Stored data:
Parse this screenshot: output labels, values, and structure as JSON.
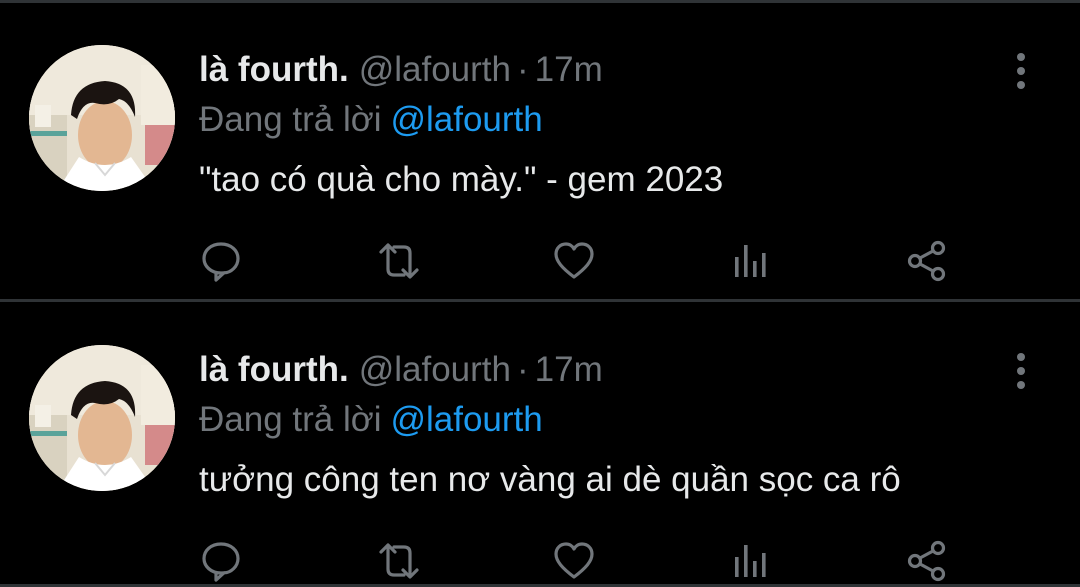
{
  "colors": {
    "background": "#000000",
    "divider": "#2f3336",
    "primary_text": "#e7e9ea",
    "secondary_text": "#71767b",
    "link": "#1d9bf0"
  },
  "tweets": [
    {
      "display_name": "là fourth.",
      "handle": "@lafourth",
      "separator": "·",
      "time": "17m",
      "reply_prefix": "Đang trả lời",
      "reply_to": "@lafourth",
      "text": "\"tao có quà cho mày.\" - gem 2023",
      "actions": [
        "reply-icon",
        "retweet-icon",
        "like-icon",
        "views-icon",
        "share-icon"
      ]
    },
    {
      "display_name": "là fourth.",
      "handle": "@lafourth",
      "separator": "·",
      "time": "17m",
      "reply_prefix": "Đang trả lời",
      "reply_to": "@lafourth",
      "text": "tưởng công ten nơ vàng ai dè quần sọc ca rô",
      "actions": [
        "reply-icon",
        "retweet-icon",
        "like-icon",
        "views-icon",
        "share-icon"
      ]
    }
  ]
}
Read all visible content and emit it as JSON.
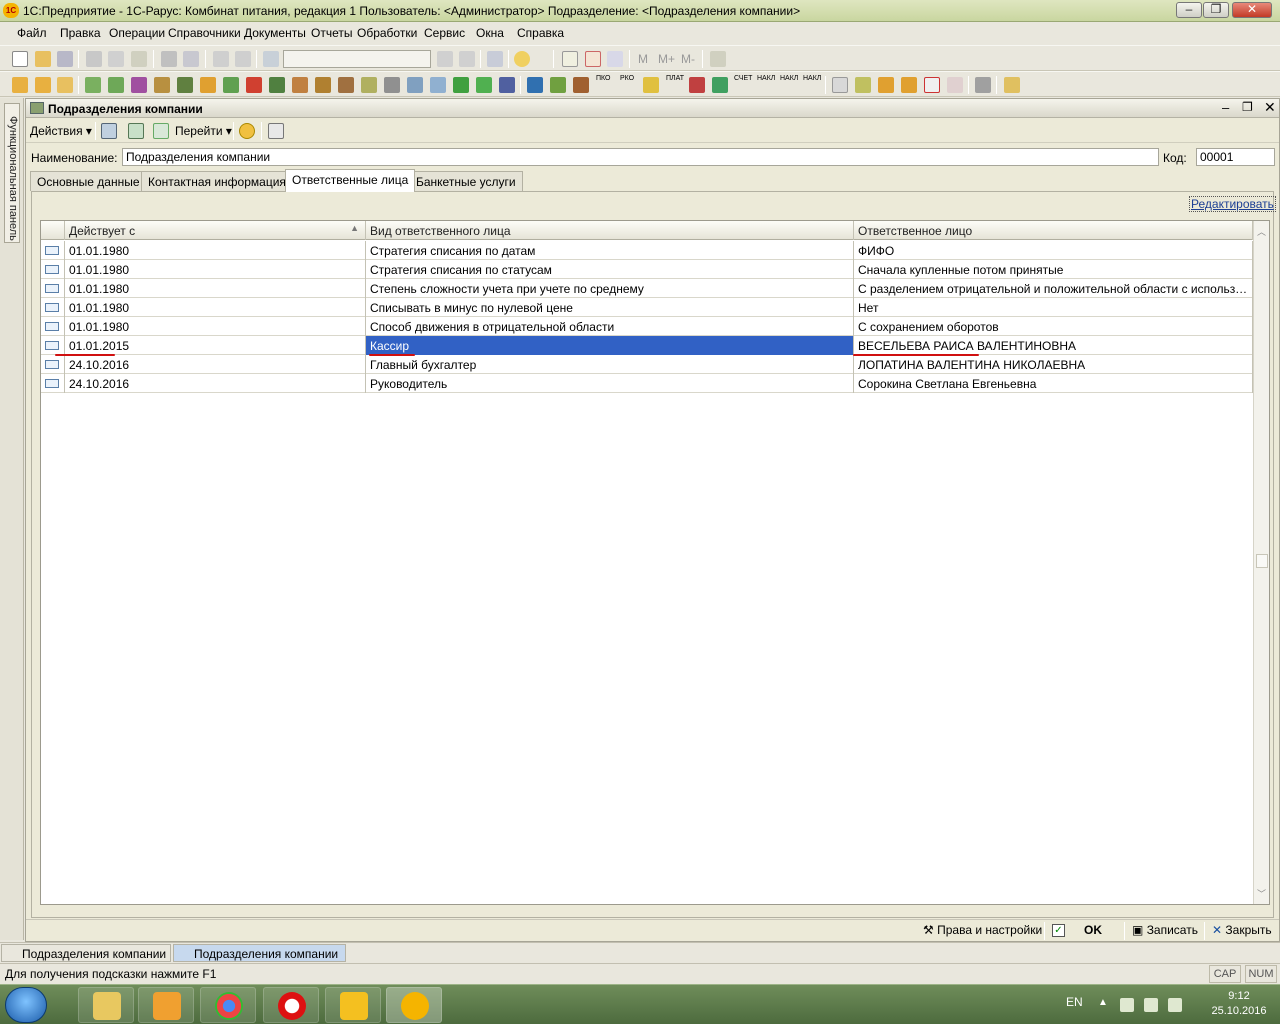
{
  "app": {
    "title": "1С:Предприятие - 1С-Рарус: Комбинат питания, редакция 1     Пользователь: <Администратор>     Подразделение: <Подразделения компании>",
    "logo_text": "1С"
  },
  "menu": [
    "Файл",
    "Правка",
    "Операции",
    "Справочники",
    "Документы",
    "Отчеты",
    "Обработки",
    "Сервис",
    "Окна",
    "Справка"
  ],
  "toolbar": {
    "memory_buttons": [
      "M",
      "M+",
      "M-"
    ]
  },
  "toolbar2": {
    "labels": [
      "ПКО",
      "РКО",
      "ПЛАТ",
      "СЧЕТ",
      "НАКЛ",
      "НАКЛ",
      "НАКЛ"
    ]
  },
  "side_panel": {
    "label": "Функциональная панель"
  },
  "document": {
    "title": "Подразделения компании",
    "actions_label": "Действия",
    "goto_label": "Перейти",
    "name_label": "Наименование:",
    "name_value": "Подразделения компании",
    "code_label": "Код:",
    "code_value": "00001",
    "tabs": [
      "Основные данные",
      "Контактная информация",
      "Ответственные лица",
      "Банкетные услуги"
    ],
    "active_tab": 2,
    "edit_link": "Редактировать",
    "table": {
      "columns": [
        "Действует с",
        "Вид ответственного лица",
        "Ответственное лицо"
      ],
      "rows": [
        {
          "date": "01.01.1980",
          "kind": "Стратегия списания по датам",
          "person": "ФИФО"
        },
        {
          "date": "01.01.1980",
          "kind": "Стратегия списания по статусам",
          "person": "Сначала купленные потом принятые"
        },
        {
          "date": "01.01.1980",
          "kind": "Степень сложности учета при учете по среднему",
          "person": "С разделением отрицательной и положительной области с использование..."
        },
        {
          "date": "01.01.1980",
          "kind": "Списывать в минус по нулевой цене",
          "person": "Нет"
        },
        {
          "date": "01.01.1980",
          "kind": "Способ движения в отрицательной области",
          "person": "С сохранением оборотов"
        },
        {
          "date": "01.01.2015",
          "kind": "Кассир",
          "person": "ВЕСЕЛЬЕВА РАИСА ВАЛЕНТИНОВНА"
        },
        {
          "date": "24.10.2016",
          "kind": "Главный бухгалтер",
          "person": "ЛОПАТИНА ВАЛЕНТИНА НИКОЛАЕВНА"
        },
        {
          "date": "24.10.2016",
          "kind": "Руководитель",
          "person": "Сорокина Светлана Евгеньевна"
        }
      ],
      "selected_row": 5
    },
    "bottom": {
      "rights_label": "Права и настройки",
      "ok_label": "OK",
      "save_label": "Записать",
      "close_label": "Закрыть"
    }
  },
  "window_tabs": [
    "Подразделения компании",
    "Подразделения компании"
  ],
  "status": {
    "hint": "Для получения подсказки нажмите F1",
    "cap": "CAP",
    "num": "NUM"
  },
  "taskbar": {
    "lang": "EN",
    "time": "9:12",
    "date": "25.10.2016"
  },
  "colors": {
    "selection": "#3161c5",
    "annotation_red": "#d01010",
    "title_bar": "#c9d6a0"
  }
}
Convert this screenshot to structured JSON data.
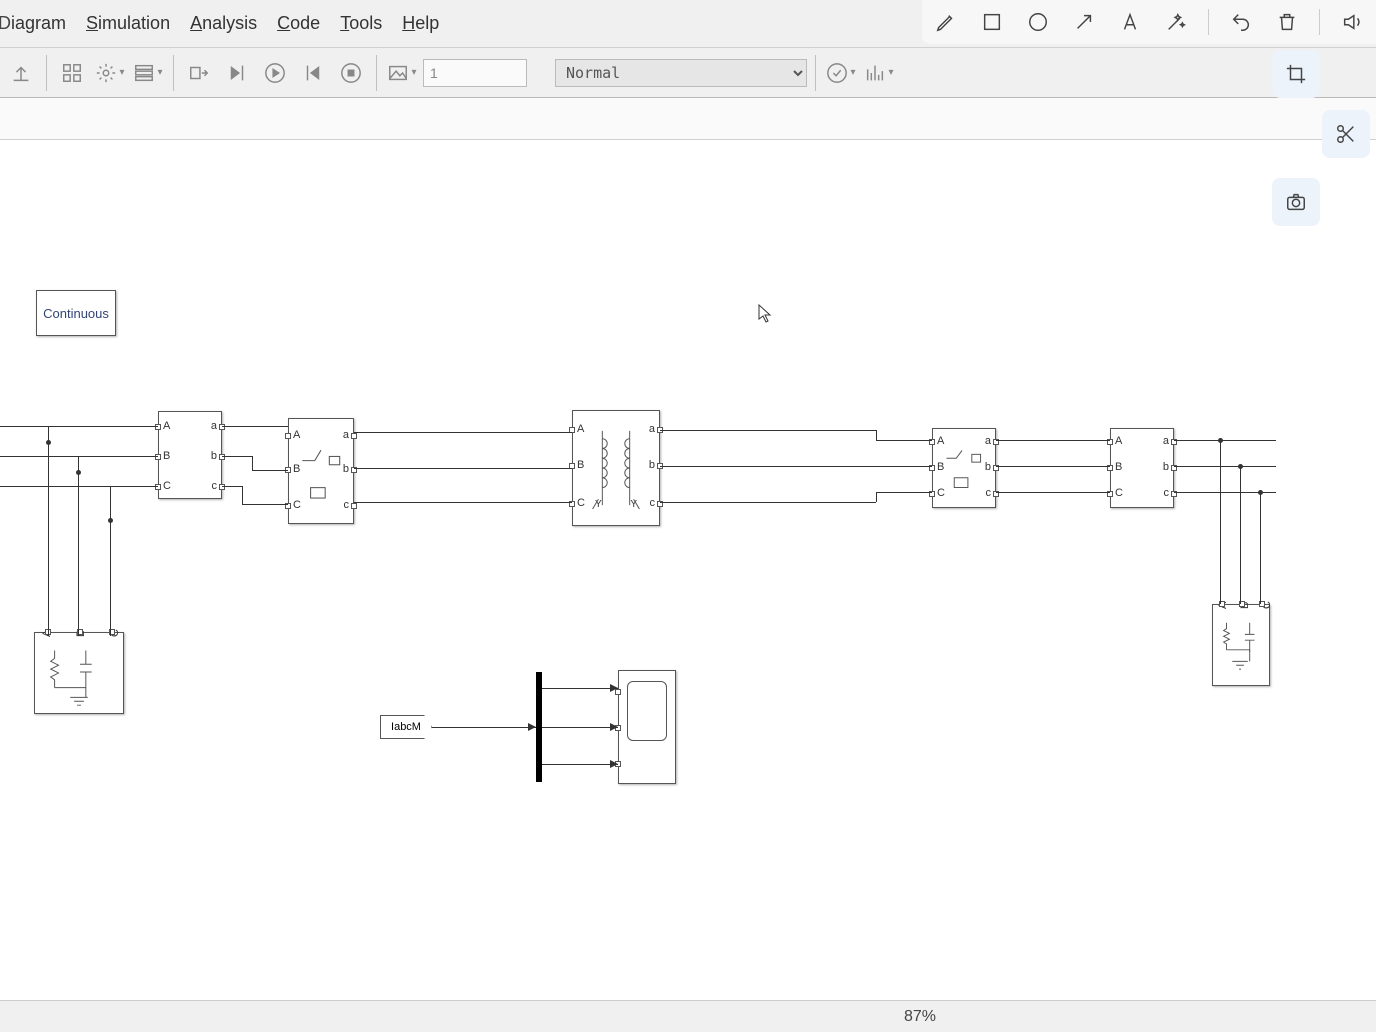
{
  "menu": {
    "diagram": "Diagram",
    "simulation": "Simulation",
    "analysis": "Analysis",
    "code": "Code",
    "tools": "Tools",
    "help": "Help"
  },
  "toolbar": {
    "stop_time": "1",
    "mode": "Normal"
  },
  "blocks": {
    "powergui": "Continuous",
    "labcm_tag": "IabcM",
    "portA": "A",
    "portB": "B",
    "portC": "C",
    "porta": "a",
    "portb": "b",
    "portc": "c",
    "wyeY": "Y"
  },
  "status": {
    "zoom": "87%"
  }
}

What to do: Look through the listing and extract every line with "Подразделения" in it.

Output:
    "title": "1С:Предприятие - 1С-Рарус: Комбинат питания, редакция 1     Пользователь: <Администратор>     Подразделение: <Подразделения компании>",
    "title": "Подразделения компании",
    "name_value": "Подразделения компании",
    "Подразделения компании",
    "Подразделения компании"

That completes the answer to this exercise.